• **DATASET RECORDS**
^^^^

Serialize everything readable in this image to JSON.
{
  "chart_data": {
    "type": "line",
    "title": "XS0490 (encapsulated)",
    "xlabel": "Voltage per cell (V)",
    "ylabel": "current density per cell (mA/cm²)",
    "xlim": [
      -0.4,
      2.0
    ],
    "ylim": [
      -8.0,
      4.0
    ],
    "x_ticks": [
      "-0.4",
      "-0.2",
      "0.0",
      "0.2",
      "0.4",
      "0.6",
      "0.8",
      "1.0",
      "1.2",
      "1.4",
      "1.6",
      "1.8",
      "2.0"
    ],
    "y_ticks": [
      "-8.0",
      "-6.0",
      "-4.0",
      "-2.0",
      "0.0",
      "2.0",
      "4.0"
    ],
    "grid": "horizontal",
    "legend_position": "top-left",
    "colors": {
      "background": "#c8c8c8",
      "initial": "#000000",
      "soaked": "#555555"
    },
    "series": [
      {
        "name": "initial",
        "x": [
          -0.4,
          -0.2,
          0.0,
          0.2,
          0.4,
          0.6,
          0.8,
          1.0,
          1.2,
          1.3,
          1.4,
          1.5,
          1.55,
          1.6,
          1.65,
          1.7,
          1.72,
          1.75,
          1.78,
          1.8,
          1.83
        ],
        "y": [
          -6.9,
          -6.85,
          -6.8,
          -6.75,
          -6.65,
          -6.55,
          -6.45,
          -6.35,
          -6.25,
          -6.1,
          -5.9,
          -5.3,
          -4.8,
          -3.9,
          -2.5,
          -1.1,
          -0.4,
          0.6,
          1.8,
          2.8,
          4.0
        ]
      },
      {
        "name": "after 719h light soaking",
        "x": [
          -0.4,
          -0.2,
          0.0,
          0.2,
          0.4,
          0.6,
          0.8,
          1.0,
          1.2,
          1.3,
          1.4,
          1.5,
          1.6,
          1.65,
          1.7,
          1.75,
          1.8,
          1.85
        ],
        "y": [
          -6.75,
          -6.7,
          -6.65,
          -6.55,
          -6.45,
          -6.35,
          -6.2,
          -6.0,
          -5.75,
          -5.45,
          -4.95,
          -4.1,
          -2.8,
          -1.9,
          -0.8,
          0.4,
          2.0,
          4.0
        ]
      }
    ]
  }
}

^^^^

• **DESCRIPTION OF THE TASK**
Exactly as written above, please repeat the entries.

• **SOLVED PROBLEM**
Serialize everything readable in this image to JSON.
{
  "chart_data": {
    "type": "line",
    "title": "XS0490 (encapsulated)",
    "xlabel": "Voltage per cell (V)",
    "ylabel": "current density per cell (mA/cm²)",
    "xlim": [
      -0.4,
      2.0
    ],
    "ylim": [
      -8.0,
      4.0
    ],
    "x_ticks": [
      "-0.4",
      "-0.2",
      "0.0",
      "0.2",
      "0.4",
      "0.6",
      "0.8",
      "1.0",
      "1.2",
      "1.4",
      "1.6",
      "1.8",
      "2.0"
    ],
    "y_ticks": [
      "-8.0",
      "-6.0",
      "-4.0",
      "-2.0",
      "0.0",
      "2.0",
      "4.0"
    ],
    "grid": "horizontal",
    "legend_position": "top-left",
    "colors": {
      "background": "#c8c8c8",
      "initial": "#000000",
      "soaked": "#555555"
    },
    "series": [
      {
        "name": "initial",
        "x": [
          -0.4,
          -0.2,
          0.0,
          0.2,
          0.4,
          0.6,
          0.8,
          1.0,
          1.2,
          1.3,
          1.4,
          1.5,
          1.55,
          1.6,
          1.65,
          1.7,
          1.72,
          1.75,
          1.78,
          1.8,
          1.83
        ],
        "y": [
          -6.9,
          -6.85,
          -6.8,
          -6.75,
          -6.65,
          -6.55,
          -6.45,
          -6.35,
          -6.25,
          -6.1,
          -5.9,
          -5.3,
          -4.8,
          -3.9,
          -2.5,
          -1.1,
          -0.4,
          0.6,
          1.8,
          2.8,
          4.0
        ]
      },
      {
        "name": "after 719h light soaking",
        "x": [
          -0.4,
          -0.2,
          0.0,
          0.2,
          0.4,
          0.6,
          0.8,
          1.0,
          1.2,
          1.3,
          1.4,
          1.5,
          1.6,
          1.65,
          1.7,
          1.75,
          1.8,
          1.85
        ],
        "y": [
          -6.75,
          -6.7,
          -6.65,
          -6.55,
          -6.45,
          -6.35,
          -6.2,
          -6.0,
          -5.75,
          -5.45,
          -4.95,
          -4.1,
          -2.8,
          -1.9,
          -0.8,
          0.4,
          2.0,
          4.0
        ]
      }
    ]
  }
}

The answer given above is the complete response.